- _Work required_: In the listing below, find every line with the string "どちらかと" and pull it out.
─── Extracted records ───
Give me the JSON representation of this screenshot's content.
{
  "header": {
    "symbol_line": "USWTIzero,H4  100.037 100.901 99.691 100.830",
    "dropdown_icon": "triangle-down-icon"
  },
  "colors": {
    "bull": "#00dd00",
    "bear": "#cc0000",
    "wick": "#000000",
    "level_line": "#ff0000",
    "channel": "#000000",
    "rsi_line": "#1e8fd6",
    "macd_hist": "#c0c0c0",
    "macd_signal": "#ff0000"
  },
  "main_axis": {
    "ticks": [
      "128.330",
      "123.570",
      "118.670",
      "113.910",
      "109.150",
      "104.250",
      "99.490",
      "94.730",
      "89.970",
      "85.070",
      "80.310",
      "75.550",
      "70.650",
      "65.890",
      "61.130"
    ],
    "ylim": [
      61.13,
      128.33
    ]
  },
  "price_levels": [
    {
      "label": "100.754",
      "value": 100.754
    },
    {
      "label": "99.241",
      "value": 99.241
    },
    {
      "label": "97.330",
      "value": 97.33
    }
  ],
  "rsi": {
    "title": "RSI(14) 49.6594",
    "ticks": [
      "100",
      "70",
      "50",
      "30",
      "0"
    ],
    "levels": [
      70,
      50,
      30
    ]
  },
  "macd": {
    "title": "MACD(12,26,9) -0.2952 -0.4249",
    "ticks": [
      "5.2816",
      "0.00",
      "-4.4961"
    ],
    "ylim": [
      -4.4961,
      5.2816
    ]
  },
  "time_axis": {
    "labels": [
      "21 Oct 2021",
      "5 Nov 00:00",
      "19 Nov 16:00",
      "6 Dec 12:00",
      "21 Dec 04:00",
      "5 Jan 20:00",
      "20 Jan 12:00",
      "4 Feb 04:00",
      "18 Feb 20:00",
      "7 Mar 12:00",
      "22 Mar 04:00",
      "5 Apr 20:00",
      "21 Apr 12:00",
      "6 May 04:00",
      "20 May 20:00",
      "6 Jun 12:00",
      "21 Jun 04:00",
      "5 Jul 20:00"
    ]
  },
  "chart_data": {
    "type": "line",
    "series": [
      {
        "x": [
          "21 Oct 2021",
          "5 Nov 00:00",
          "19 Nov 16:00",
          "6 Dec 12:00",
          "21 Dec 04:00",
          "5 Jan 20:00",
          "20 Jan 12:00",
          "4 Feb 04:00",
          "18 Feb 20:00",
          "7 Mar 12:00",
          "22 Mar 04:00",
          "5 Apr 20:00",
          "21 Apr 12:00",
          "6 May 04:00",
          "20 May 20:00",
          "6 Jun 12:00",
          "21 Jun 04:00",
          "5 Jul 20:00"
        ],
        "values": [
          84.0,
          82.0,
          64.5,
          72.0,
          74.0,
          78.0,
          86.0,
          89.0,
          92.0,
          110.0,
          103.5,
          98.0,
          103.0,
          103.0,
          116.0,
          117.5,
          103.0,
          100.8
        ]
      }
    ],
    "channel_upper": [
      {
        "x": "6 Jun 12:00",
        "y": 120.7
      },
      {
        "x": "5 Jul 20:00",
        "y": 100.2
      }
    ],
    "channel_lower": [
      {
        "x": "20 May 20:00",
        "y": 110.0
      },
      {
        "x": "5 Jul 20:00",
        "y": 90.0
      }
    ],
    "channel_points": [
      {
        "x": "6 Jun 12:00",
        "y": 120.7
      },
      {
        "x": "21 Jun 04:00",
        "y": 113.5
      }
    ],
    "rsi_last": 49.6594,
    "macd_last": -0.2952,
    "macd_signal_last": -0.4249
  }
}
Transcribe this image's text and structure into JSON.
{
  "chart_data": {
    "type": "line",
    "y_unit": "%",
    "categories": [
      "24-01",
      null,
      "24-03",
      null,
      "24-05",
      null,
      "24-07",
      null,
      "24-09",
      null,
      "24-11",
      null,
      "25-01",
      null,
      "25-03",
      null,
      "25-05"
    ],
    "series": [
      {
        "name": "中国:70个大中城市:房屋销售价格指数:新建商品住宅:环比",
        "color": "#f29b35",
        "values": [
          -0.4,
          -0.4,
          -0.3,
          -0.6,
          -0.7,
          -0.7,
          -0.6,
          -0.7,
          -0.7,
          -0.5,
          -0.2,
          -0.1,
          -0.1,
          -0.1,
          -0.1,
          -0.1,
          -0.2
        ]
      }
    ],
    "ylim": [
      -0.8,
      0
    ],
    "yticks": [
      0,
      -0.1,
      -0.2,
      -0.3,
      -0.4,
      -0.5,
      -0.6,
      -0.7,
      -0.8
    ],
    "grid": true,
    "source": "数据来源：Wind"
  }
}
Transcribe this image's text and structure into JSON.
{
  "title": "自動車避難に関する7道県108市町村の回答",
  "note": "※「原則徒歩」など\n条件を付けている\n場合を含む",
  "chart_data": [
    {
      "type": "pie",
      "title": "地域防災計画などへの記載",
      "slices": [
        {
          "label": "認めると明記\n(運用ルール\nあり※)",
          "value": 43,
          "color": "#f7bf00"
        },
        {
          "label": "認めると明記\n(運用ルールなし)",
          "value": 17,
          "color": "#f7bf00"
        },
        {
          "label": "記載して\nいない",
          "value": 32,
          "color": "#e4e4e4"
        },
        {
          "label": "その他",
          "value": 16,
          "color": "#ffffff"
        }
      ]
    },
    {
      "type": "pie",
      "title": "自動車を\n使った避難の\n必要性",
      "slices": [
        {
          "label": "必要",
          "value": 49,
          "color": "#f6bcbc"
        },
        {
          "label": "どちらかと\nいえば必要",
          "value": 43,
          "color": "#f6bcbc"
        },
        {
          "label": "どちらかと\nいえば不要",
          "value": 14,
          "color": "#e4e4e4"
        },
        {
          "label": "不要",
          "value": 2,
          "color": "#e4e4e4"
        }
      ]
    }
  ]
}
───
- _Answer for this exercise_:
          "label": "どちらかと\nいえば必要",
          "label": "どちらかと\nいえば不要",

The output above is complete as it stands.